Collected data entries
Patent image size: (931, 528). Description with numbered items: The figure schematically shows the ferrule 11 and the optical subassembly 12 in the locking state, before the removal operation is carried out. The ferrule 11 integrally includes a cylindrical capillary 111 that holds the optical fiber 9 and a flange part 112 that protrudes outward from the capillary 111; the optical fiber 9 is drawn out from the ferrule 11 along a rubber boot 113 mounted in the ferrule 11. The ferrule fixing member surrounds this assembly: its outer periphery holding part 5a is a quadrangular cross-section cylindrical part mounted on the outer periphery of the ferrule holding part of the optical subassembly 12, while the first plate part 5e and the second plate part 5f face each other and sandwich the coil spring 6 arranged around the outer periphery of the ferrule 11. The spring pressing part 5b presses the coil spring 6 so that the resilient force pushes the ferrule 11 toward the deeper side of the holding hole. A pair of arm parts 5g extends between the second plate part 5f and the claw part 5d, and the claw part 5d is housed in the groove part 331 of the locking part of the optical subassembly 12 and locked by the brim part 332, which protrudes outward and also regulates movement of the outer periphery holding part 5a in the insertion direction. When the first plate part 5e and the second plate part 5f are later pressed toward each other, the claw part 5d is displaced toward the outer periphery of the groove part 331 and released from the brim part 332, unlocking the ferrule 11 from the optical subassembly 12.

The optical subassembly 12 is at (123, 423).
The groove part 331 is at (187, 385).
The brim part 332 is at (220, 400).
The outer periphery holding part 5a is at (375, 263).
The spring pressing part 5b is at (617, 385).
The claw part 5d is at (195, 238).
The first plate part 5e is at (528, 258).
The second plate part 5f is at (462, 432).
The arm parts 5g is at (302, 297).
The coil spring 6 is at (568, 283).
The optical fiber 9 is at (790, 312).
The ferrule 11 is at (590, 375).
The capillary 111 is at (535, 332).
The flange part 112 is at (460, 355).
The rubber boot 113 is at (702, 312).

TASK STATEMENT:
Rewrite all the entries above as a Markdown table with two columns, Row and Entry line. Number each row and leave out blank lines.

RIGHT ANSWER:
| Row | Entry line |
|---|---|
| 1 | Patent image size: (931, 528). Description with numbered items: The figure schematically shows the ferrule 11 and the optical subassembly 12 in the locking state, before the removal operation is carried out. The ferrule 11 integrally includes a cylindrical capillary 111 that holds the optical fiber 9 and a flange part 112 that protrudes outward from the capillary 111; the optical fiber 9 is drawn out from the ferrule 11 along a rubber boot 113 mounted in the ferrule 11. The ferrule fixing member surrounds this assembly: its outer periphery holding part 5a is a quadrangular cross-section cylindrical part mounted on the outer periphery of the ferrule holding part of the optical subassembly 12, while the first plate part 5e and the second plate part 5f face each other and sandwich the coil spring 6 arranged around the outer periphery of the ferrule 11. The spring pressing part 5b presses the coil spring 6 so that the resilient force pushes the ferrule 11 toward the deeper side of the holding hole. A pair of arm parts 5g extends between the second plate part 5f and the claw part 5d, and the claw part 5d is housed in the groove part 331 of the locking part of the optical subassembly 12 and locked by the brim part 332, which protrudes outward and also regulates movement of the outer periphery holding part 5a in the insertion direction. When the first plate part 5e and the second plate part 5f are later pressed toward each other, the claw part 5d is displaced toward the outer periphery of the groove part 331 and released from the brim part 332, unlocking the ferrule 11 from the optical subassembly 12. |
| 2 | The optical subassembly 12 is at (123, 423). |
| 3 | The groove part 331 is at (187, 385). |
| 4 | The brim part 332 is at (220, 400). |
| 5 | The outer periphery holding part 5a is at (375, 263). |
| 6 | The spring pressing part 5b is at (617, 385). |
| 7 | The claw part 5d is at (195, 238). |
| 8 | The first plate part 5e is at (528, 258). |
| 9 | The second plate part 5f is at (462, 432). |
| 10 | The arm parts 5g is at (302, 297). |
| 11 | The coil spring 6 is at (568, 283). |
| 12 | The optical fiber 9 is at (790, 312). |
| 13 | The ferrule 11 is at (590, 375). |
| 14 | The capillary 111 is at (535, 332). |
| 15 | The flange part 112 is at (460, 355). |
| 16 | The rubber boot 113 is at (702, 312). |